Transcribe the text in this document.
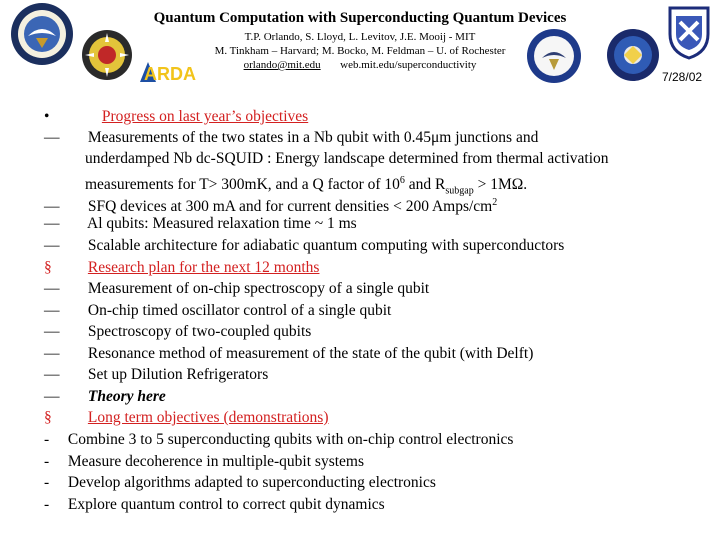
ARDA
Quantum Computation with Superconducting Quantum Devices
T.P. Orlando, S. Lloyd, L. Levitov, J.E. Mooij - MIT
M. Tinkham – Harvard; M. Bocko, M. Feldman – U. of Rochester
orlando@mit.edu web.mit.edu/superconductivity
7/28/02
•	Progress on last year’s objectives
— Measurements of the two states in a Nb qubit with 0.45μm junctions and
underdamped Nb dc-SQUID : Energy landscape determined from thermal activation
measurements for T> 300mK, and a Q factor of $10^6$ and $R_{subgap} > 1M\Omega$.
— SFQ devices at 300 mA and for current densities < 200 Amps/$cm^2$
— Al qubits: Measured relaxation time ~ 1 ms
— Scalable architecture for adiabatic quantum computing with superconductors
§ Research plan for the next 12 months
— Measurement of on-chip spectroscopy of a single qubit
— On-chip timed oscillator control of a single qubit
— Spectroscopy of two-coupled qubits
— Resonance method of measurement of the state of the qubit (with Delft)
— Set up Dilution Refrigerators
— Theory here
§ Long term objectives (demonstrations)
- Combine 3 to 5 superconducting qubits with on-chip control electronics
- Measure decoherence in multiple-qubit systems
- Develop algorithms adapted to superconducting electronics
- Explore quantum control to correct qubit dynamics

## YOUR OBJECTIVE
Write out all the records again, exactly, minus any pictures.

## IN RESPONSE
Transcribe the text in this document.
ARDA
Quantum Computation with Superconducting Quantum Devices
T.P. Orlando, S. Lloyd, L. Levitov, J.E. Mooij - MIT
M. Tinkham – Harvard; M. Bocko, M. Feldman – U. of Rochester
orlando@mit.edu web.mit.edu/superconductivity
7/28/02
•	Progress on last year’s objectives
— Measurements of the two states in a Nb qubit with 0.45μm junctions and
underdamped Nb dc-SQUID : Energy landscape determined from thermal activation
measurements for T> 300mK, and a Q factor of $10^6$ and $R_{subgap} > 1M\Omega$.
— SFQ devices at 300 mA and for current densities < 200 Amps/$cm^2$
— Al qubits: Measured relaxation time ~ 1 ms
— Scalable architecture for adiabatic quantum computing with superconductors
§ Research plan for the next 12 months
— Measurement of on-chip spectroscopy of a single qubit
— On-chip timed oscillator control of a single qubit
— Spectroscopy of two-coupled qubits
— Resonance method of measurement of the state of the qubit (with Delft)
— Set up Dilution Refrigerators
— Theory here
§ Long term objectives (demonstrations)
- Combine 3 to 5 superconducting qubits with on-chip control electronics
- Measure decoherence in multiple-qubit systems
- Develop algorithms adapted to superconducting electronics
- Explore quantum control to correct qubit dynamics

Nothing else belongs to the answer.